_What you need to do_. Identify the lines that include the word "Takes", then copy all of them.

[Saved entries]

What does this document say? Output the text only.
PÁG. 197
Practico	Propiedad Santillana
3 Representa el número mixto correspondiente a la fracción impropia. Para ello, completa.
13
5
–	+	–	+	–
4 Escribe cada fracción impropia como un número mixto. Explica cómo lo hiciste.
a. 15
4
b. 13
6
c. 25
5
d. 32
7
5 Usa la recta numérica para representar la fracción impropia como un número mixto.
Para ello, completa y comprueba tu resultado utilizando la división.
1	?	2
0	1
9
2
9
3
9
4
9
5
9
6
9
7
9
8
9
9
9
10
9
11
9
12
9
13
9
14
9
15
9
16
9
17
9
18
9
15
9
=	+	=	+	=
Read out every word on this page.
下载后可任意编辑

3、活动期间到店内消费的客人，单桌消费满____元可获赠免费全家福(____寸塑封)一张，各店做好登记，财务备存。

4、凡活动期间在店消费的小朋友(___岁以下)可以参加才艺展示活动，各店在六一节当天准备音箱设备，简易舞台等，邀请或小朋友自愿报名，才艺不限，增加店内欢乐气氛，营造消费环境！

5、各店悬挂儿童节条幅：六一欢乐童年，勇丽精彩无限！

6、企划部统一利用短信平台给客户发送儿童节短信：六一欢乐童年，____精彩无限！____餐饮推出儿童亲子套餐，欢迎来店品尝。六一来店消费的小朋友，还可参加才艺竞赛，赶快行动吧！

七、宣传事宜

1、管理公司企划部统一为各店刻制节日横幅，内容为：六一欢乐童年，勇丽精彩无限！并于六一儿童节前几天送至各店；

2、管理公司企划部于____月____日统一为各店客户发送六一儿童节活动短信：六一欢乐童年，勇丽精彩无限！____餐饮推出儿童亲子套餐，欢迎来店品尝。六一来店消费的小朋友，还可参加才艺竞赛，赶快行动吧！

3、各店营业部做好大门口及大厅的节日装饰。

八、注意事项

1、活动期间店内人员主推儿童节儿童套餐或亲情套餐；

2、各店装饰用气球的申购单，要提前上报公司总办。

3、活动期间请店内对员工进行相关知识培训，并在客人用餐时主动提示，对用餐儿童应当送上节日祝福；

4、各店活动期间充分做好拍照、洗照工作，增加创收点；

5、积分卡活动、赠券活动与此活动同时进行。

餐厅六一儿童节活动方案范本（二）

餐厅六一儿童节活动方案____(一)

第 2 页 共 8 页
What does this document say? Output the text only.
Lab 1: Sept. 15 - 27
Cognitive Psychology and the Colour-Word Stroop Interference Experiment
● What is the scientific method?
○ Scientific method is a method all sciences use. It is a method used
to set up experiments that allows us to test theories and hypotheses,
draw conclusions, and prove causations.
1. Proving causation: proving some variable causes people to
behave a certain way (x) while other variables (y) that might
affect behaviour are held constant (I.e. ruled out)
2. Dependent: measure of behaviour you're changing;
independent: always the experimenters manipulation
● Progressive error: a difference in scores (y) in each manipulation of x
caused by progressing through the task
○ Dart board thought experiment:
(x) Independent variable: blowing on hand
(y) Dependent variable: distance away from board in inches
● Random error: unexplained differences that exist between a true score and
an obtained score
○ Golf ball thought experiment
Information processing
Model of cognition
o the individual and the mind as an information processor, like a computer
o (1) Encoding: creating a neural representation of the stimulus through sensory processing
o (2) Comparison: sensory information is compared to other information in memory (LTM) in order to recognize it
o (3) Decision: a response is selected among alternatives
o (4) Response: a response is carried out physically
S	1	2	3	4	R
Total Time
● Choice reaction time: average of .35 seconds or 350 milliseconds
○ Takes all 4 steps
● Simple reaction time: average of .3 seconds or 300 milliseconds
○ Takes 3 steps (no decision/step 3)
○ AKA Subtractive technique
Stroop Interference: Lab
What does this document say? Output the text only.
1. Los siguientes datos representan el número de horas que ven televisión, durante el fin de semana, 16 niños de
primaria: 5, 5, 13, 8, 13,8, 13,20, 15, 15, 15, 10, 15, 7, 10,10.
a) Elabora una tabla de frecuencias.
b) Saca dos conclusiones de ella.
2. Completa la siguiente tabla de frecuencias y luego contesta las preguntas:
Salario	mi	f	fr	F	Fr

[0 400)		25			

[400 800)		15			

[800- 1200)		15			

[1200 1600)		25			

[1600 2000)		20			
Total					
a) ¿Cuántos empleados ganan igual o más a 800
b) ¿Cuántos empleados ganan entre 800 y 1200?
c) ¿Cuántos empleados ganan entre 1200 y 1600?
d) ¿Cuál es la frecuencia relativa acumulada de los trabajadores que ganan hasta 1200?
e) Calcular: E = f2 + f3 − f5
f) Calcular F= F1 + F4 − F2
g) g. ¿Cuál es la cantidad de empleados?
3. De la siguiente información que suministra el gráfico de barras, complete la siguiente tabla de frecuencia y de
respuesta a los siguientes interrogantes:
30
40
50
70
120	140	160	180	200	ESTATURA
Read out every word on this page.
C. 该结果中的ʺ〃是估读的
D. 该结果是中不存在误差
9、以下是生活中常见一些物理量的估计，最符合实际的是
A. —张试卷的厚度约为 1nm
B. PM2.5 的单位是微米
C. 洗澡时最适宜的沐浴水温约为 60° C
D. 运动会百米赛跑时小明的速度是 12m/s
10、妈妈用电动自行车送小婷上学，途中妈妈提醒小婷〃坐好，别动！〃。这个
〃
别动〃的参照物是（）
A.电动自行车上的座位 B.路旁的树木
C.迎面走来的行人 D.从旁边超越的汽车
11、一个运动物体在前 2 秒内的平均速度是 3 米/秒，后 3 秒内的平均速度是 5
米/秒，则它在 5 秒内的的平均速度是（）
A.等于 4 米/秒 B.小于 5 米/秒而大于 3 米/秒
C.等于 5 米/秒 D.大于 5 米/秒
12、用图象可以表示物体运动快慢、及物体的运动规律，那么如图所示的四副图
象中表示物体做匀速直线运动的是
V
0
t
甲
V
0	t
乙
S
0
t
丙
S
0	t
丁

_Response to the task_.
○ Takes all 4 steps
○ Takes 3 steps (no decision/step 3)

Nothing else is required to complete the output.